• **What the exercise asks**:
Each entry below is to be printed verbatim.
* BEGIN Source records *
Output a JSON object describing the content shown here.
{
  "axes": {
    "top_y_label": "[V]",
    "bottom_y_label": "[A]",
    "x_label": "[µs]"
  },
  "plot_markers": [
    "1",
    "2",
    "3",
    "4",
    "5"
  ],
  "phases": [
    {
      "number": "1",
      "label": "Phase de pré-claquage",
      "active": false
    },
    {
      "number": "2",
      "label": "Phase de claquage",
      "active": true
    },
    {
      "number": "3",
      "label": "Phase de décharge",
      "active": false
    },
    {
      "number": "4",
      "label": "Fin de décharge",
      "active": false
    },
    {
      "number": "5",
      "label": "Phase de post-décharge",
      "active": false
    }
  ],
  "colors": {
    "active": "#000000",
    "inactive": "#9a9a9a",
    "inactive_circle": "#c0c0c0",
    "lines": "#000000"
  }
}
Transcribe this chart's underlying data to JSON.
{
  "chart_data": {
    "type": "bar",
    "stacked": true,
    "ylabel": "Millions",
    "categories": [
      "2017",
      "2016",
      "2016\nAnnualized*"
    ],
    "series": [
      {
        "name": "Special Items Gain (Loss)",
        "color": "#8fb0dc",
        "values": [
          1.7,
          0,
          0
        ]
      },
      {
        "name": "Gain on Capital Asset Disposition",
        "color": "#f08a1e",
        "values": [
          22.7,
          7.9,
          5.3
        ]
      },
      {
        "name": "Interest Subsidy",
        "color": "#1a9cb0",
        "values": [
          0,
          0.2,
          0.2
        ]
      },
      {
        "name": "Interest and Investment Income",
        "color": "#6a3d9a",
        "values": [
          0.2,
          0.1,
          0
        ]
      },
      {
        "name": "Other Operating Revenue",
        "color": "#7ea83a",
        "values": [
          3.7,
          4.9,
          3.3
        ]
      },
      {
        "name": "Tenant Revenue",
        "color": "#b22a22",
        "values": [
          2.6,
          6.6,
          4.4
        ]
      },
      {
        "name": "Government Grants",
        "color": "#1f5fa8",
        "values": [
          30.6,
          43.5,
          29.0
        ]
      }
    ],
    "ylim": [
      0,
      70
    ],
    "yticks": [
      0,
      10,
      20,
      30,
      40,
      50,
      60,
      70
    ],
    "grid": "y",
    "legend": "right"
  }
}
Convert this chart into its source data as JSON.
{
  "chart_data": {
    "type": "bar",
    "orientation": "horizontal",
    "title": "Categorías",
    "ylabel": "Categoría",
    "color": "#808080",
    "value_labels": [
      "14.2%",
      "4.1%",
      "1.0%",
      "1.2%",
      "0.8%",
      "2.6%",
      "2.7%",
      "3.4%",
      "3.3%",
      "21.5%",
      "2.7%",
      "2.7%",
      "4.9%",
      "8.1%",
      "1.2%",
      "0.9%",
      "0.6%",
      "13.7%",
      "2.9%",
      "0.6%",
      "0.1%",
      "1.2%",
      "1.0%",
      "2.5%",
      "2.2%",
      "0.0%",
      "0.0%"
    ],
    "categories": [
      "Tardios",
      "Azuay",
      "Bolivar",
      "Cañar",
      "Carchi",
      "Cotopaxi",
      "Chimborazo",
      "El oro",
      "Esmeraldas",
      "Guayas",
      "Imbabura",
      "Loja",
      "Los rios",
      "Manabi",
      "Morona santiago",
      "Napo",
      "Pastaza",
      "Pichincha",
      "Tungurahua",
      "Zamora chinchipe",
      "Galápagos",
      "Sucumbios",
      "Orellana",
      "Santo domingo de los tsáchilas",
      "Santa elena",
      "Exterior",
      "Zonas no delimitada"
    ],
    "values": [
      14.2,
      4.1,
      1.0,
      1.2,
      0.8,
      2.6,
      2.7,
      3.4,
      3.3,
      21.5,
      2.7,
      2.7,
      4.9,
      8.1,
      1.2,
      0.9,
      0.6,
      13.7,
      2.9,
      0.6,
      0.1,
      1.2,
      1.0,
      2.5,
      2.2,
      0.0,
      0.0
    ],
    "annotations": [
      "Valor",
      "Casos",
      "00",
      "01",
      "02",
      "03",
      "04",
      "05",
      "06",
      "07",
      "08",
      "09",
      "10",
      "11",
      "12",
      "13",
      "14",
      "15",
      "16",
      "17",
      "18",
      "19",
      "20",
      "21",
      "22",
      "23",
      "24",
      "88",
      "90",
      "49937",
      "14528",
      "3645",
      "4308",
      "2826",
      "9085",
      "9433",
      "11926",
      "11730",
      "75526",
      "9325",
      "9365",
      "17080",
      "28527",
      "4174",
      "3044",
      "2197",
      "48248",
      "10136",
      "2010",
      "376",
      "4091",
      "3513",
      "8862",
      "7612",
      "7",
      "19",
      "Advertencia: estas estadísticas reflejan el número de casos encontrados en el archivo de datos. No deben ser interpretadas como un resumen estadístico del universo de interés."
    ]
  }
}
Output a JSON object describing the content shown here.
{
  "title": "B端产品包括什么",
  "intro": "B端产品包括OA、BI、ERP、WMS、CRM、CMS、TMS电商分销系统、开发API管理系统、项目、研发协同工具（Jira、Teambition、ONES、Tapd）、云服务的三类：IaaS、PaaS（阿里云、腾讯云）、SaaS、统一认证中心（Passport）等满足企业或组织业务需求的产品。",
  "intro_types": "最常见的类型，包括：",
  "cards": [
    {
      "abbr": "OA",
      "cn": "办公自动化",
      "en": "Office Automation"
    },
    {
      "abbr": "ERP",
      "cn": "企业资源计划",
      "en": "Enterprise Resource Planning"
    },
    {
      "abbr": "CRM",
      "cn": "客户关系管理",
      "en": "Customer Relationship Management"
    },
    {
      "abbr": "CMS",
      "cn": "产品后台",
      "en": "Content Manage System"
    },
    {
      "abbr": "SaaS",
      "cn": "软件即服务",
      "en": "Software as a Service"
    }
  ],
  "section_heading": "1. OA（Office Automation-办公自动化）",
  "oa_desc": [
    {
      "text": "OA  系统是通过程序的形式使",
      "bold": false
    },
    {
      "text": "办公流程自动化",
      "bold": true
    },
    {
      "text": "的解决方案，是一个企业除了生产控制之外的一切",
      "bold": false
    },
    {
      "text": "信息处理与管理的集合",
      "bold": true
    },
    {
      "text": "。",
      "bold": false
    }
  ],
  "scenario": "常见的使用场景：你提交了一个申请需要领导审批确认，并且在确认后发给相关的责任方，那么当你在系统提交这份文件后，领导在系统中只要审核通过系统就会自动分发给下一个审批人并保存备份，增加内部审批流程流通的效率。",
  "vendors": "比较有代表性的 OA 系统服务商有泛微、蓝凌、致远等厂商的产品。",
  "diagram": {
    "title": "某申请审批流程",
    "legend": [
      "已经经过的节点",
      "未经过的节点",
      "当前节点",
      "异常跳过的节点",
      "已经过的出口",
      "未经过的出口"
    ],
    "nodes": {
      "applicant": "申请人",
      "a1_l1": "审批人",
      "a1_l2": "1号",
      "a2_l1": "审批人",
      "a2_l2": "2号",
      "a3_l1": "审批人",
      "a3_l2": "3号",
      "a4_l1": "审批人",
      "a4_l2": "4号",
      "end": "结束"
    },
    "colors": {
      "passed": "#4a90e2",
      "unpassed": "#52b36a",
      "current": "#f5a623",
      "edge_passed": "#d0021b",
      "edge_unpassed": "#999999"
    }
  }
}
* END Source records *
• **Response to the task**:
Output a JSON object describing the content shown here.
{
  "axes": {
    "top_y_label": "[V]",
    "bottom_y_label": "[A]",
    "x_label": "[µs]"
  },
  "plot_markers": [
    "1",
    "2",
    "3",
    "4",
    "5"
  ],
  "phases": [
    {
      "number": "1",
      "label": "Phase de pré-claquage",
      "active": false
    },
    {
      "number": "2",
      "label": "Phase de claquage",
      "active": true
    },
    {
      "number": "3",
      "label": "Phase de décharge",
      "active": false
    },
    {
      "number": "4",
      "label": "Fin de décharge",
      "active": false
    },
    {
      "number": "5",
      "label": "Phase de post-décharge",
      "active": false
    }
  ],
  "colors": {
    "active": "#000000",
    "inactive": "#9a9a9a",
    "inactive_circle": "#c0c0c0",
    "lines": "#000000"
  }
}
Transcribe this chart's underlying data to JSON.
{
  "chart_data": {
    "type": "bar",
    "stacked": true,
    "ylabel": "Millions",
    "categories": [
      "2017",
      "2016",
      "2016\nAnnualized*"
    ],
    "series": [
      {
        "name": "Special Items Gain (Loss)",
        "color": "#8fb0dc",
        "values": [
          1.7,
          0,
          0
        ]
      },
      {
        "name": "Gain on Capital Asset Disposition",
        "color": "#f08a1e",
        "values": [
          22.7,
          7.9,
          5.3
        ]
      },
      {
        "name": "Interest Subsidy",
        "color": "#1a9cb0",
        "values": [
          0,
          0.2,
          0.2
        ]
      },
      {
        "name": "Interest and Investment Income",
        "color": "#6a3d9a",
        "values": [
          0.2,
          0.1,
          0
        ]
      },
      {
        "name": "Other Operating Revenue",
        "color": "#7ea83a",
        "values": [
          3.7,
          4.9,
          3.3
        ]
      },
      {
        "name": "Tenant Revenue",
        "color": "#b22a22",
        "values": [
          2.6,
          6.6,
          4.4
        ]
      },
      {
        "name": "Government Grants",
        "color": "#1f5fa8",
        "values": [
          30.6,
          43.5,
          29.0
        ]
      }
    ],
    "ylim": [
      0,
      70
    ],
    "yticks": [
      0,
      10,
      20,
      30,
      40,
      50,
      60,
      70
    ],
    "grid": "y",
    "legend": "right"
  }
}
Convert this chart into its source data as JSON.
{
  "chart_data": {
    "type": "bar",
    "orientation": "horizontal",
    "title": "Categorías",
    "ylabel": "Categoría",
    "color": "#808080",
    "value_labels": [
      "14.2%",
      "4.1%",
      "1.0%",
      "1.2%",
      "0.8%",
      "2.6%",
      "2.7%",
      "3.4%",
      "3.3%",
      "21.5%",
      "2.7%",
      "2.7%",
      "4.9%",
      "8.1%",
      "1.2%",
      "0.9%",
      "0.6%",
      "13.7%",
      "2.9%",
      "0.6%",
      "0.1%",
      "1.2%",
      "1.0%",
      "2.5%",
      "2.2%",
      "0.0%",
      "0.0%"
    ],
    "categories": [
      "Tardios",
      "Azuay",
      "Bolivar",
      "Cañar",
      "Carchi",
      "Cotopaxi",
      "Chimborazo",
      "El oro",
      "Esmeraldas",
      "Guayas",
      "Imbabura",
      "Loja",
      "Los rios",
      "Manabi",
      "Morona santiago",
      "Napo",
      "Pastaza",
      "Pichincha",
      "Tungurahua",
      "Zamora chinchipe",
      "Galápagos",
      "Sucumbios",
      "Orellana",
      "Santo domingo de los tsáchilas",
      "Santa elena",
      "Exterior",
      "Zonas no delimitada"
    ],
    "values": [
      14.2,
      4.1,
      1.0,
      1.2,
      0.8,
      2.6,
      2.7,
      3.4,
      3.3,
      21.5,
      2.7,
      2.7,
      4.9,
      8.1,
      1.2,
      0.9,
      0.6,
      13.7,
      2.9,
      0.6,
      0.1,
      1.2,
      1.0,
      2.5,
      2.2,
      0.0,
      0.0
    ],
    "annotations": [
      "Valor",
      "Casos",
      "00",
      "01",
      "02",
      "03",
      "04",
      "05",
      "06",
      "07",
      "08",
      "09",
      "10",
      "11",
      "12",
      "13",
      "14",
      "15",
      "16",
      "17",
      "18",
      "19",
      "20",
      "21",
      "22",
      "23",
      "24",
      "88",
      "90",
      "49937",
      "14528",
      "3645",
      "4308",
      "2826",
      "9085",
      "9433",
      "11926",
      "11730",
      "75526",
      "9325",
      "9365",
      "17080",
      "28527",
      "4174",
      "3044",
      "2197",
      "48248",
      "10136",
      "2010",
      "376",
      "4091",
      "3513",
      "8862",
      "7612",
      "7",
      "19",
      "Advertencia: estas estadísticas reflejan el número de casos encontrados en el archivo de datos. No deben ser interpretadas como un resumen estadístico del universo de interés."
    ]
  }
}
Output a JSON object describing the content shown here.
{
  "title": "B端产品包括什么",
  "intro": "B端产品包括OA、BI、ERP、WMS、CRM、CMS、TMS电商分销系统、开发API管理系统、项目、研发协同工具（Jira、Teambition、ONES、Tapd）、云服务的三类：IaaS、PaaS（阿里云、腾讯云）、SaaS、统一认证中心（Passport）等满足企业或组织业务需求的产品。",
  "intro_types": "最常见的类型，包括：",
  "cards": [
    {
      "abbr": "OA",
      "cn": "办公自动化",
      "en": "Office Automation"
    },
    {
      "abbr": "ERP",
      "cn": "企业资源计划",
      "en": "Enterprise Resource Planning"
    },
    {
      "abbr": "CRM",
      "cn": "客户关系管理",
      "en": "Customer Relationship Management"
    },
    {
      "abbr": "CMS",
      "cn": "产品后台",
      "en": "Content Manage System"
    },
    {
      "abbr": "SaaS",
      "cn": "软件即服务",
      "en": "Software as a Service"
    }
  ],
  "section_heading": "1. OA（Office Automation-办公自动化）",
  "oa_desc": [
    {
      "text": "OA  系统是通过程序的形式使",
      "bold": false
    },
    {
      "text": "办公流程自动化",
      "bold": true
    },
    {
      "text": "的解决方案，是一个企业除了生产控制之外的一切",
      "bold": false
    },
    {
      "text": "信息处理与管理的集合",
      "bold": true
    },
    {
      "text": "。",
      "bold": false
    }
  ],
  "scenario": "常见的使用场景：你提交了一个申请需要领导审批确认，并且在确认后发给相关的责任方，那么当你在系统提交这份文件后，领导在系统中只要审核通过系统就会自动分发给下一个审批人并保存备份，增加内部审批流程流通的效率。",
  "vendors": "比较有代表性的 OA 系统服务商有泛微、蓝凌、致远等厂商的产品。",
  "diagram": {
    "title": "某申请审批流程",
    "legend": [
      "已经经过的节点",
      "未经过的节点",
      "当前节点",
      "异常跳过的节点",
      "已经过的出口",
      "未经过的出口"
    ],
    "nodes": {
      "applicant": "申请人",
      "a1_l1": "审批人",
      "a1_l2": "1号",
      "a2_l1": "审批人",
      "a2_l2": "2号",
      "a3_l1": "审批人",
      "a3_l2": "3号",
      "a4_l1": "审批人",
      "a4_l2": "4号",
      "end": "结束"
    },
    "colors": {
      "passed": "#4a90e2",
      "unpassed": "#52b36a",
      "current": "#f5a623",
      "edge_passed": "#d0021b",
      "edge_unpassed": "#999999"
    }
  }
}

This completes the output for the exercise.